• [TASK DIRECTIONS]:
Produce a verbatim copy of the entries listed below.

* begin MATERIAL SHOWN *

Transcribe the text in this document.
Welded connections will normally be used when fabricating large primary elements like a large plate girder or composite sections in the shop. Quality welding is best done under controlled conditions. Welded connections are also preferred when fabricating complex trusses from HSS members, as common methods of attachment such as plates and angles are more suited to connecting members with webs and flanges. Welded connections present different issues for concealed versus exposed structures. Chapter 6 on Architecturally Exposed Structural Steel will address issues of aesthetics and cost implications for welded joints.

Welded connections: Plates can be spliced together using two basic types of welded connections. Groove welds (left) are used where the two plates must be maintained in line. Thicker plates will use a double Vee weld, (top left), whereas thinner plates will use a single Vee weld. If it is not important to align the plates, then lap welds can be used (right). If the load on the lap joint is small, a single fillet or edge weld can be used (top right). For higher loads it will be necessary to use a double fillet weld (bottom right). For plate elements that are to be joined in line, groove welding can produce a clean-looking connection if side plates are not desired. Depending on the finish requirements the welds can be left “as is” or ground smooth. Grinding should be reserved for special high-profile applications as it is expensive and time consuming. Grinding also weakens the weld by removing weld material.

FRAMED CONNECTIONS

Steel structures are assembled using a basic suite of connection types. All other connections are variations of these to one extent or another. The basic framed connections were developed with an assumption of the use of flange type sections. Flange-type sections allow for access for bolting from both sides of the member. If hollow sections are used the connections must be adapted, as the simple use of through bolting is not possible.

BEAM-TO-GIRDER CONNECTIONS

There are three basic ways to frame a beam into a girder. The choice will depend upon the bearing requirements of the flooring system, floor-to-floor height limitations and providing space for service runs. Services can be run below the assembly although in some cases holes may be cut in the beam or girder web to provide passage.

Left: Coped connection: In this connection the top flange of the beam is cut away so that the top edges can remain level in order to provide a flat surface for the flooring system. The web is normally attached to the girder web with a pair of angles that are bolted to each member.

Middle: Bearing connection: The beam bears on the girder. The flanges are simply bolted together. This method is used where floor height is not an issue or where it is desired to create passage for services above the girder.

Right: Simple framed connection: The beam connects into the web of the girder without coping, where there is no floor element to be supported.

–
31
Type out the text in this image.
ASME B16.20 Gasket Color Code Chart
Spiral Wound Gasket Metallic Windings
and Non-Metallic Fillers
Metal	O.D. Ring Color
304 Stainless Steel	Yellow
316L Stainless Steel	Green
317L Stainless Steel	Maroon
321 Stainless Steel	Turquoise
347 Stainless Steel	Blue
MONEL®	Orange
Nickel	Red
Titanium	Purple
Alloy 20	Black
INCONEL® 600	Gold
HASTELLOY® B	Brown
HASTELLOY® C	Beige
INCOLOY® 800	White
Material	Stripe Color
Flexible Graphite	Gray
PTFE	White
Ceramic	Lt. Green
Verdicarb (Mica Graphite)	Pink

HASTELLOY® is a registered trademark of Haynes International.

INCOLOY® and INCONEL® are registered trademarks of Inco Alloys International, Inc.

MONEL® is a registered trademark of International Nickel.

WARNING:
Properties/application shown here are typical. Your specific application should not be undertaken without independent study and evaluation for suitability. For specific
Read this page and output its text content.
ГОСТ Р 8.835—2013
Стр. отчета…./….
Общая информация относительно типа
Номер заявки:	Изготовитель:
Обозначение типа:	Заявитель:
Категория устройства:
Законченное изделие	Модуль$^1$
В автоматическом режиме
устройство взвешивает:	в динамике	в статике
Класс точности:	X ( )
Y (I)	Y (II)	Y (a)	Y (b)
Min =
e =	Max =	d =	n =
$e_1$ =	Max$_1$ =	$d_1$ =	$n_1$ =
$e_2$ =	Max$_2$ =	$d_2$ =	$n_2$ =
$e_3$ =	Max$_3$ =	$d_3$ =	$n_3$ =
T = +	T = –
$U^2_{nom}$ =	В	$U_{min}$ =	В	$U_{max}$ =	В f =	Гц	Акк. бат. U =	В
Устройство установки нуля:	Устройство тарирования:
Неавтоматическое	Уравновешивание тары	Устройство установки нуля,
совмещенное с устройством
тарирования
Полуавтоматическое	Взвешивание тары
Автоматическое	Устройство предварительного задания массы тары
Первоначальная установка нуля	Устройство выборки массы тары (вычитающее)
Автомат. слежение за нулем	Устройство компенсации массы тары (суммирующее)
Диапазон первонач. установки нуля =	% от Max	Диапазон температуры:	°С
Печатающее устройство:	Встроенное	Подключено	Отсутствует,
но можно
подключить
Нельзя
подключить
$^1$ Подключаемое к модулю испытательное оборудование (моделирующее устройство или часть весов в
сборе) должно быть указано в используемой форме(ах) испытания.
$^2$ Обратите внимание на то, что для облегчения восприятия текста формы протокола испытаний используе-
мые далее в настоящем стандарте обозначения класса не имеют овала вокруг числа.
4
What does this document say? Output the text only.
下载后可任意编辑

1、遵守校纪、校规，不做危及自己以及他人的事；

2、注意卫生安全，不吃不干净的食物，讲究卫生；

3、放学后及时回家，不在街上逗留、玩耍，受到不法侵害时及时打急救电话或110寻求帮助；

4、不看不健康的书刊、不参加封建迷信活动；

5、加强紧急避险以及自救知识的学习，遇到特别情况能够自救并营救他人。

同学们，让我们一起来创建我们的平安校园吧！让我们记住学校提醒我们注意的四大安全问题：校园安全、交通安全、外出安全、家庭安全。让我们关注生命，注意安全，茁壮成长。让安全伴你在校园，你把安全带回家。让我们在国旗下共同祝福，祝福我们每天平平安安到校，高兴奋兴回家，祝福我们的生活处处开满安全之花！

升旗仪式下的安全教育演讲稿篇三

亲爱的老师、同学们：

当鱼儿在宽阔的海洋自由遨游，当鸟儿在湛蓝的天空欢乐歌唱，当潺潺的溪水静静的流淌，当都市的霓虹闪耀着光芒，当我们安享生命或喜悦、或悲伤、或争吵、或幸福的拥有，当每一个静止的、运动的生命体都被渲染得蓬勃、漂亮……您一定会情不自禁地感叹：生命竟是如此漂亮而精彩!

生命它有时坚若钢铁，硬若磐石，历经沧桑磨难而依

* end MATERIAL SHOWN *

• [WRITTEN RESPONSE]:
Transcribe the text in this document.
Welded connections will normally be used when fabricating large primary elements like a large plate girder or composite sections in the shop. Quality welding is best done under controlled conditions. Welded connections are also preferred when fabricating complex trusses from HSS members, as common methods of attachment such as plates and angles are more suited to connecting members with webs and flanges. Welded connections present different issues for concealed versus exposed structures. Chapter 6 on Architecturally Exposed Structural Steel will address issues of aesthetics and cost implications for welded joints.

Welded connections: Plates can be spliced together using two basic types of welded connections. Groove welds (left) are used where the two plates must be maintained in line. Thicker plates will use a double Vee weld, (top left), whereas thinner plates will use a single Vee weld. If it is not important to align the plates, then lap welds can be used (right). If the load on the lap joint is small, a single fillet or edge weld can be used (top right). For higher loads it will be necessary to use a double fillet weld (bottom right). For plate elements that are to be joined in line, groove welding can produce a clean-looking connection if side plates are not desired. Depending on the finish requirements the welds can be left “as is” or ground smooth. Grinding should be reserved for special high-profile applications as it is expensive and time consuming. Grinding also weakens the weld by removing weld material.

FRAMED CONNECTIONS

Steel structures are assembled using a basic suite of connection types. All other connections are variations of these to one extent or another. The basic framed connections were developed with an assumption of the use of flange type sections. Flange-type sections allow for access for bolting from both sides of the member. If hollow sections are used the connections must be adapted, as the simple use of through bolting is not possible.

BEAM-TO-GIRDER CONNECTIONS

There are three basic ways to frame a beam into a girder. The choice will depend upon the bearing requirements of the flooring system, floor-to-floor height limitations and providing space for service runs. Services can be run below the assembly although in some cases holes may be cut in the beam or girder web to provide passage.

Left: Coped connection: In this connection the top flange of the beam is cut away so that the top edges can remain level in order to provide a flat surface for the flooring system. The web is normally attached to the girder web with a pair of angles that are bolted to each member.

Middle: Bearing connection: The beam bears on the girder. The flanges are simply bolted together. This method is used where floor height is not an issue or where it is desired to create passage for services above the girder.

Right: Simple framed connection: The beam connects into the web of the girder without coping, where there is no floor element to be supported.

–
31
Type out the text in this image.
ASME B16.20 Gasket Color Code Chart
Spiral Wound Gasket Metallic Windings
and Non-Metallic Fillers
Metal	O.D. Ring Color
304 Stainless Steel	Yellow
316L Stainless Steel	Green
317L Stainless Steel	Maroon
321 Stainless Steel	Turquoise
347 Stainless Steel	Blue
MONEL®	Orange
Nickel	Red
Titanium	Purple
Alloy 20	Black
INCONEL® 600	Gold
HASTELLOY® B	Brown
HASTELLOY® C	Beige
INCOLOY® 800	White
Material	Stripe Color
Flexible Graphite	Gray
PTFE	White
Ceramic	Lt. Green
Verdicarb (Mica Graphite)	Pink

HASTELLOY® is a registered trademark of Haynes International.

INCOLOY® and INCONEL® are registered trademarks of Inco Alloys International, Inc.

MONEL® is a registered trademark of International Nickel.

WARNING:
Properties/application shown here are typical. Your specific application should not be undertaken without independent study and evaluation for suitability. For specific
Read this page and output its text content.
ГОСТ Р 8.835—2013
Стр. отчета…./….
Общая информация относительно типа
Номер заявки:	Изготовитель:
Обозначение типа:	Заявитель:
Категория устройства:
Законченное изделие	Модуль$^1$
В автоматическом режиме
устройство взвешивает:	в динамике	в статике
Класс точности:	X ( )
Y (I)	Y (II)	Y (a)	Y (b)
Min =
e =	Max =	d =	n =
$e_1$ =	Max$_1$ =	$d_1$ =	$n_1$ =
$e_2$ =	Max$_2$ =	$d_2$ =	$n_2$ =
$e_3$ =	Max$_3$ =	$d_3$ =	$n_3$ =
T = +	T = –
$U^2_{nom}$ =	В	$U_{min}$ =	В	$U_{max}$ =	В f =	Гц	Акк. бат. U =	В
Устройство установки нуля:	Устройство тарирования:
Неавтоматическое	Уравновешивание тары	Устройство установки нуля,
совмещенное с устройством
тарирования
Полуавтоматическое	Взвешивание тары
Автоматическое	Устройство предварительного задания массы тары
Первоначальная установка нуля	Устройство выборки массы тары (вычитающее)
Автомат. слежение за нулем	Устройство компенсации массы тары (суммирующее)
Диапазон первонач. установки нуля =	% от Max	Диапазон температуры:	°С
Печатающее устройство:	Встроенное	Подключено	Отсутствует,
но можно
подключить
Нельзя
подключить
$^1$ Подключаемое к модулю испытательное оборудование (моделирующее устройство или часть весов в
сборе) должно быть указано в используемой форме(ах) испытания.
$^2$ Обратите внимание на то, что для облегчения восприятия текста формы протокола испытаний используе-
мые далее в настоящем стандарте обозначения класса не имеют овала вокруг числа.
4
What does this document say? Output the text only.
下载后可任意编辑

1、遵守校纪、校规，不做危及自己以及他人的事；

2、注意卫生安全，不吃不干净的食物，讲究卫生；

3、放学后及时回家，不在街上逗留、玩耍，受到不法侵害时及时打急救电话或110寻求帮助；

4、不看不健康的书刊、不参加封建迷信活动；

5、加强紧急避险以及自救知识的学习，遇到特别情况能够自救并营救他人。

同学们，让我们一起来创建我们的平安校园吧！让我们记住学校提醒我们注意的四大安全问题：校园安全、交通安全、外出安全、家庭安全。让我们关注生命，注意安全，茁壮成长。让安全伴你在校园，你把安全带回家。让我们在国旗下共同祝福，祝福我们每天平平安安到校，高兴奋兴回家，祝福我们的生活处处开满安全之花！

升旗仪式下的安全教育演讲稿篇三

亲爱的老师、同学们：

当鱼儿在宽阔的海洋自由遨游，当鸟儿在湛蓝的天空欢乐歌唱，当潺潺的溪水静静的流淌，当都市的霓虹闪耀着光芒，当我们安享生命或喜悦、或悲伤、或争吵、或幸福的拥有，当每一个静止的、运动的生命体都被渲染得蓬勃、漂亮……您一定会情不自禁地感叹：生命竟是如此漂亮而精彩!

生命它有时坚若钢铁，硬若磐石，历经沧桑磨难而依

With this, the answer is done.